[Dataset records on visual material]
•••••
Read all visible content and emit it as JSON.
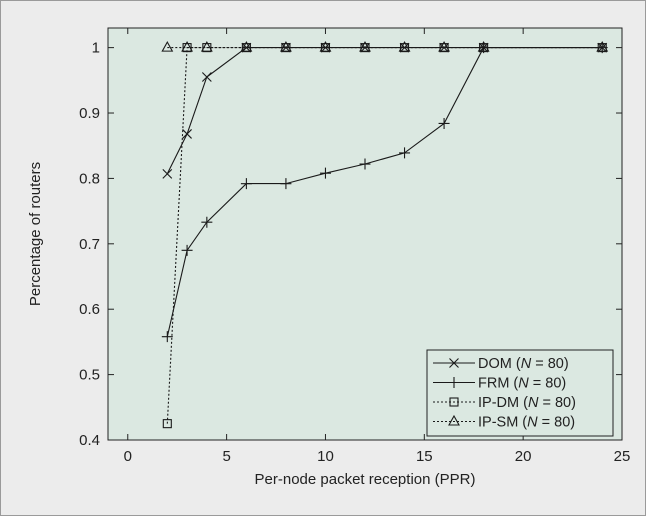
{
  "colors": {
    "page_background": "#ececec",
    "frame": "#9a9a9a",
    "plot_background": "#dbe8e1",
    "axis": "#222222",
    "line": "#1a1a1a"
  },
  "chart_data": {
    "type": "line",
    "title": "",
    "xlabel": "Per-node packet reception (PPR)",
    "ylabel": "Percentage of routers",
    "xlim": [
      -1,
      25
    ],
    "ylim": [
      0.4,
      1.03
    ],
    "xticks": [
      0,
      5,
      10,
      15,
      20,
      25
    ],
    "yticks": [
      0.4,
      0.5,
      0.6,
      0.7,
      0.8,
      0.9,
      1
    ],
    "grid": false,
    "legend_position": "bottom-right",
    "series": [
      {
        "name": "DOM (N = 80)",
        "legend_prefix": "DOM (",
        "legend_var": "N",
        "legend_suffix": " = 80)",
        "marker": "x",
        "dash": "solid",
        "points": [
          [
            2,
            0.807
          ],
          [
            3,
            0.868
          ],
          [
            4,
            0.955
          ],
          [
            6,
            1.0
          ],
          [
            8,
            1.0
          ],
          [
            10,
            1.0
          ],
          [
            12,
            1.0
          ],
          [
            14,
            1.0
          ],
          [
            16,
            1.0
          ],
          [
            18,
            1.0
          ],
          [
            24,
            1.0
          ]
        ]
      },
      {
        "name": "FRM (N = 80)",
        "legend_prefix": "FRM (",
        "legend_var": "N",
        "legend_suffix": " = 80)",
        "marker": "plus",
        "dash": "solid",
        "points": [
          [
            2,
            0.558
          ],
          [
            3,
            0.69
          ],
          [
            4,
            0.733
          ],
          [
            6,
            0.792
          ],
          [
            8,
            0.792
          ],
          [
            10,
            0.808
          ],
          [
            12,
            0.822
          ],
          [
            14,
            0.839
          ],
          [
            16,
            0.884
          ],
          [
            18,
            1.0
          ],
          [
            24,
            1.0
          ]
        ]
      },
      {
        "name": "IP-DM (N = 80)",
        "legend_prefix": "IP-DM (",
        "legend_var": "N",
        "legend_suffix": " = 80)",
        "marker": "square",
        "dash": "dotted",
        "points": [
          [
            2,
            0.425
          ],
          [
            3,
            1.0
          ],
          [
            4,
            1.0
          ],
          [
            6,
            1.0
          ],
          [
            8,
            1.0
          ],
          [
            10,
            1.0
          ],
          [
            12,
            1.0
          ],
          [
            14,
            1.0
          ],
          [
            16,
            1.0
          ],
          [
            18,
            1.0
          ],
          [
            24,
            1.0
          ]
        ]
      },
      {
        "name": "IP-SM (N = 80)",
        "legend_prefix": "IP-SM (",
        "legend_var": "N",
        "legend_suffix": " = 80)",
        "marker": "triangle",
        "dash": "dotted",
        "points": [
          [
            2,
            1.0
          ],
          [
            3,
            1.0
          ],
          [
            4,
            1.0
          ],
          [
            6,
            1.0
          ],
          [
            8,
            1.0
          ],
          [
            10,
            1.0
          ],
          [
            12,
            1.0
          ],
          [
            14,
            1.0
          ],
          [
            16,
            1.0
          ],
          [
            18,
            1.0
          ],
          [
            24,
            1.0
          ]
        ]
      }
    ]
  }
}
•••••
REQUIRED TASK —
Transcribe the whole listing exactly. Pictures stay out of your copy.

IN RESPONSE —
Read all visible content and emit it as JSON.
{
  "colors": {
    "page_background": "#ececec",
    "frame": "#9a9a9a",
    "plot_background": "#dbe8e1",
    "axis": "#222222",
    "line": "#1a1a1a"
  },
  "chart_data": {
    "type": "line",
    "title": "",
    "xlabel": "Per-node packet reception (PPR)",
    "ylabel": "Percentage of routers",
    "xlim": [
      -1,
      25
    ],
    "ylim": [
      0.4,
      1.03
    ],
    "xticks": [
      0,
      5,
      10,
      15,
      20,
      25
    ],
    "yticks": [
      0.4,
      0.5,
      0.6,
      0.7,
      0.8,
      0.9,
      1
    ],
    "grid": false,
    "legend_position": "bottom-right",
    "series": [
      {
        "name": "DOM (N = 80)",
        "legend_prefix": "DOM (",
        "legend_var": "N",
        "legend_suffix": " = 80)",
        "marker": "x",
        "dash": "solid",
        "points": [
          [
            2,
            0.807
          ],
          [
            3,
            0.868
          ],
          [
            4,
            0.955
          ],
          [
            6,
            1.0
          ],
          [
            8,
            1.0
          ],
          [
            10,
            1.0
          ],
          [
            12,
            1.0
          ],
          [
            14,
            1.0
          ],
          [
            16,
            1.0
          ],
          [
            18,
            1.0
          ],
          [
            24,
            1.0
          ]
        ]
      },
      {
        "name": "FRM (N = 80)",
        "legend_prefix": "FRM (",
        "legend_var": "N",
        "legend_suffix": " = 80)",
        "marker": "plus",
        "dash": "solid",
        "points": [
          [
            2,
            0.558
          ],
          [
            3,
            0.69
          ],
          [
            4,
            0.733
          ],
          [
            6,
            0.792
          ],
          [
            8,
            0.792
          ],
          [
            10,
            0.808
          ],
          [
            12,
            0.822
          ],
          [
            14,
            0.839
          ],
          [
            16,
            0.884
          ],
          [
            18,
            1.0
          ],
          [
            24,
            1.0
          ]
        ]
      },
      {
        "name": "IP-DM (N = 80)",
        "legend_prefix": "IP-DM (",
        "legend_var": "N",
        "legend_suffix": " = 80)",
        "marker": "square",
        "dash": "dotted",
        "points": [
          [
            2,
            0.425
          ],
          [
            3,
            1.0
          ],
          [
            4,
            1.0
          ],
          [
            6,
            1.0
          ],
          [
            8,
            1.0
          ],
          [
            10,
            1.0
          ],
          [
            12,
            1.0
          ],
          [
            14,
            1.0
          ],
          [
            16,
            1.0
          ],
          [
            18,
            1.0
          ],
          [
            24,
            1.0
          ]
        ]
      },
      {
        "name": "IP-SM (N = 80)",
        "legend_prefix": "IP-SM (",
        "legend_var": "N",
        "legend_suffix": " = 80)",
        "marker": "triangle",
        "dash": "dotted",
        "points": [
          [
            2,
            1.0
          ],
          [
            3,
            1.0
          ],
          [
            4,
            1.0
          ],
          [
            6,
            1.0
          ],
          [
            8,
            1.0
          ],
          [
            10,
            1.0
          ],
          [
            12,
            1.0
          ],
          [
            14,
            1.0
          ],
          [
            16,
            1.0
          ],
          [
            18,
            1.0
          ],
          [
            24,
            1.0
          ]
        ]
      }
    ]
  }
}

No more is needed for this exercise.